======== Extracted data

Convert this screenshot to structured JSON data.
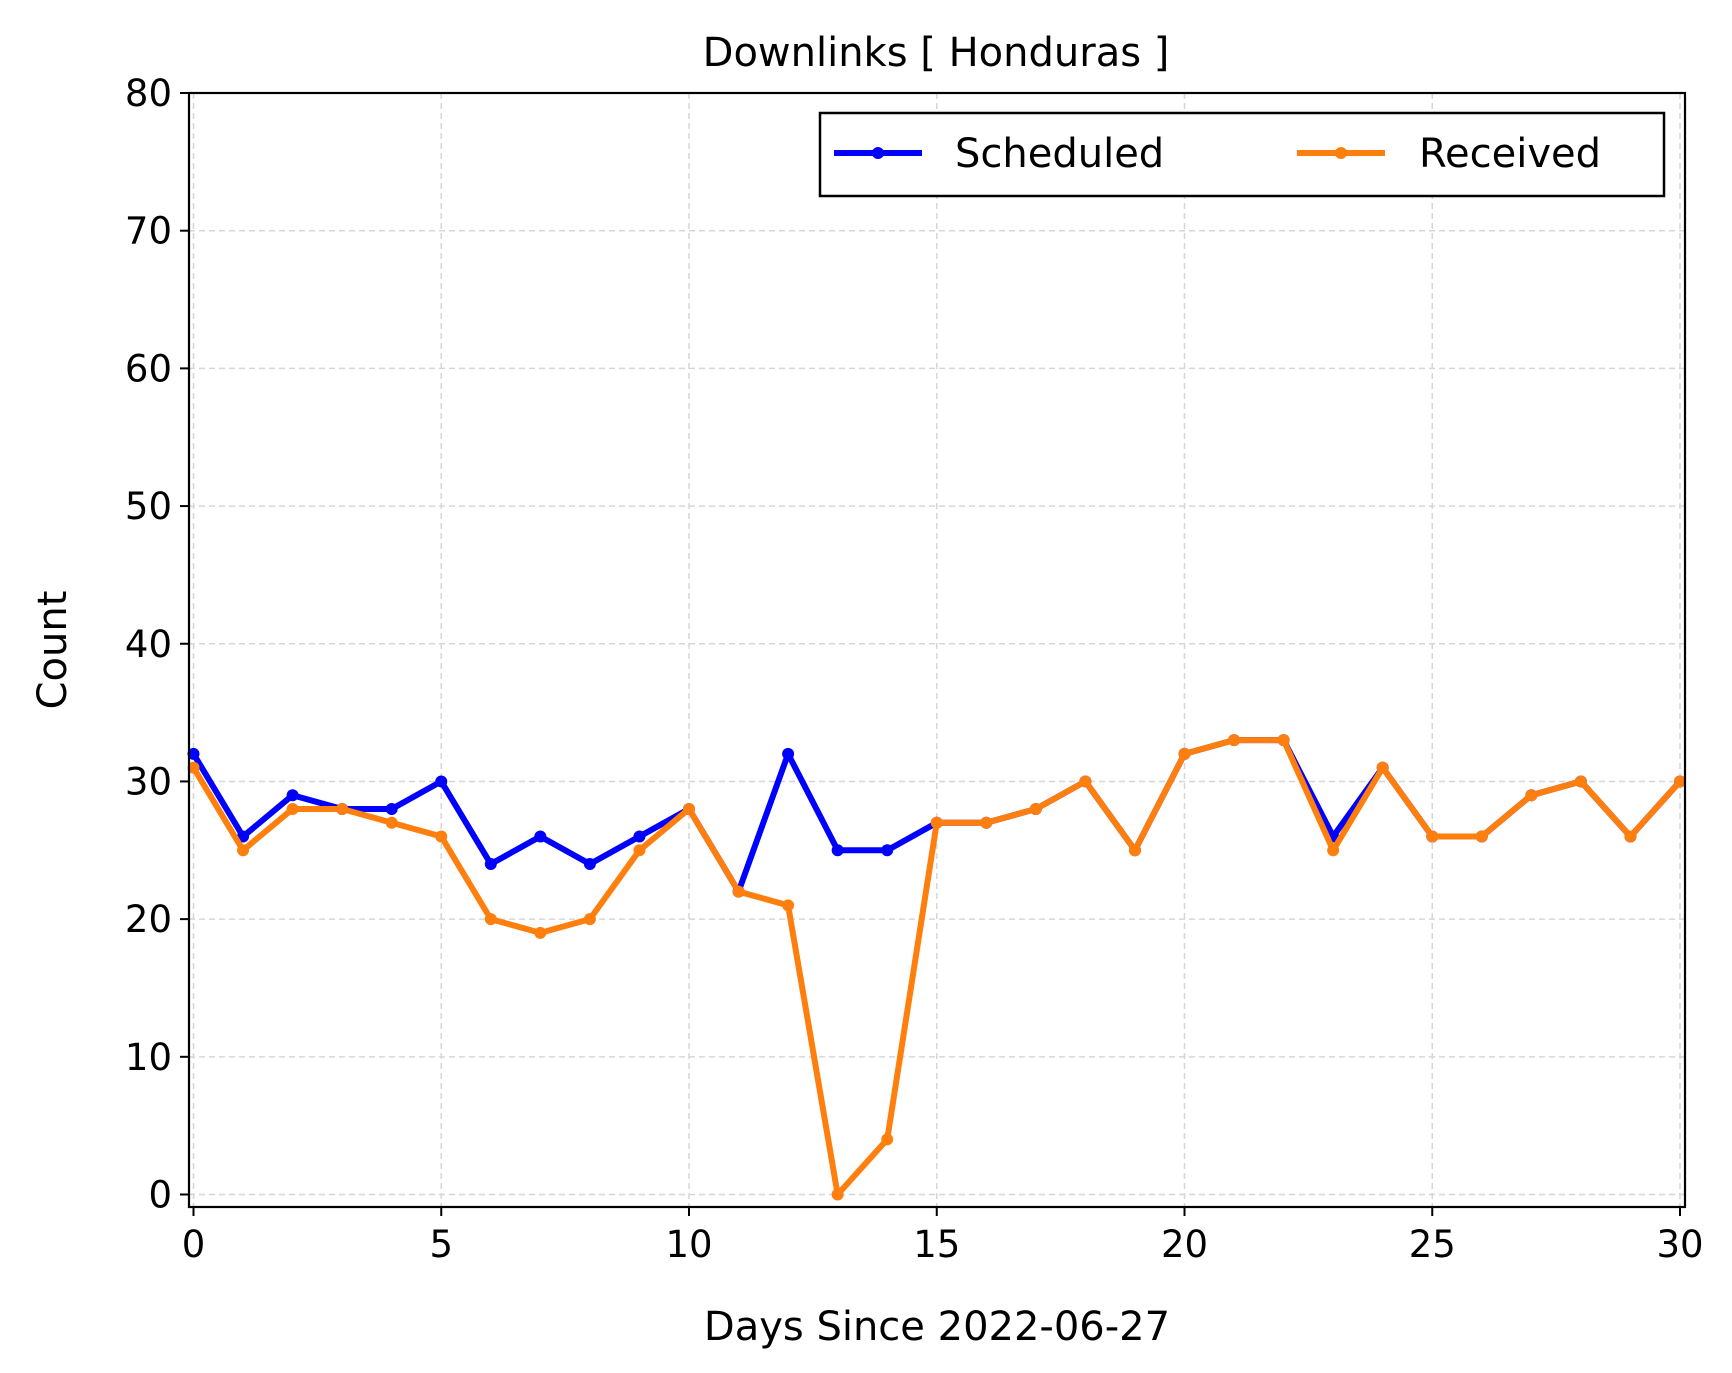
{
  "chart_data": {
    "type": "line",
    "title": "Downlinks [ Honduras ]",
    "xlabel": "Days Since 2022-06-27",
    "ylabel": "Count",
    "xlim": [
      0,
      30
    ],
    "ylim": [
      0,
      80
    ],
    "xticks": [
      0,
      5,
      10,
      15,
      20,
      25,
      30
    ],
    "yticks": [
      0,
      10,
      20,
      30,
      40,
      50,
      60,
      70,
      80
    ],
    "grid": true,
    "legend_position": "top-right",
    "x": [
      0,
      1,
      2,
      3,
      4,
      5,
      6,
      7,
      8,
      9,
      10,
      11,
      12,
      13,
      14,
      15,
      16,
      17,
      18,
      19,
      20,
      21,
      22,
      23,
      24,
      25,
      26,
      27,
      28,
      29,
      30
    ],
    "series": [
      {
        "name": "Scheduled",
        "color": "#0000ff",
        "marker": "dot",
        "values": [
          32,
          26,
          29,
          28,
          28,
          30,
          24,
          26,
          24,
          26,
          28,
          22,
          32,
          25,
          25,
          27,
          27,
          28,
          30,
          25,
          32,
          33,
          33,
          26,
          31,
          26,
          26,
          29,
          30,
          26,
          30
        ]
      },
      {
        "name": "Received",
        "color": "#ff7f0e",
        "marker": "dot",
        "values": [
          31,
          25,
          28,
          28,
          27,
          26,
          20,
          19,
          20,
          25,
          28,
          22,
          21,
          0,
          4,
          27,
          27,
          28,
          30,
          25,
          32,
          33,
          33,
          25,
          31,
          26,
          26,
          29,
          30,
          26,
          30
        ]
      }
    ]
  }
}
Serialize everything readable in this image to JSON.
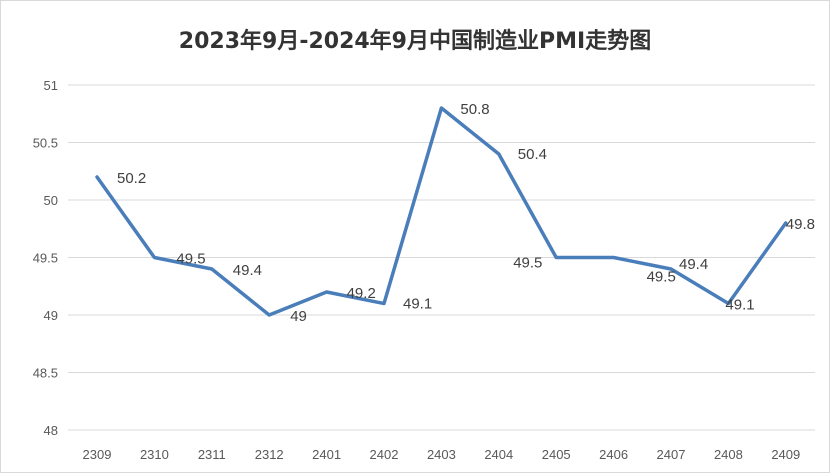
{
  "chart_data": {
    "type": "line",
    "title": "2023年9月-2024年9月中国制造业PMI走势图",
    "xlabel": "",
    "ylabel": "",
    "categories": [
      "2309",
      "2310",
      "2311",
      "2312",
      "2401",
      "2402",
      "2403",
      "2404",
      "2405",
      "2406",
      "2407",
      "2408",
      "2409"
    ],
    "series": [
      {
        "name": "PMI",
        "values": [
          50.2,
          49.5,
          49.4,
          49,
          49.2,
          49.1,
          50.8,
          50.4,
          49.5,
          49.5,
          49.4,
          49.1,
          49.8
        ],
        "color": "#4a7ebb"
      }
    ],
    "data_labels": [
      "50.2",
      "49.5",
      "49.4",
      "49",
      "49.2",
      "49.1",
      "50.8",
      "50.4",
      "49.5",
      "49.5",
      "49.4",
      "49.1",
      "49.8"
    ],
    "ylim": [
      48,
      51
    ],
    "yticks": [
      "48",
      "48.5",
      "49",
      "49.5",
      "50",
      "50.5",
      "51"
    ],
    "grid": true,
    "legend": "none"
  }
}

================

### Exercise goal
Note how many lines in the material hold the word "this", and give that number with nothing added.

### Correct result
2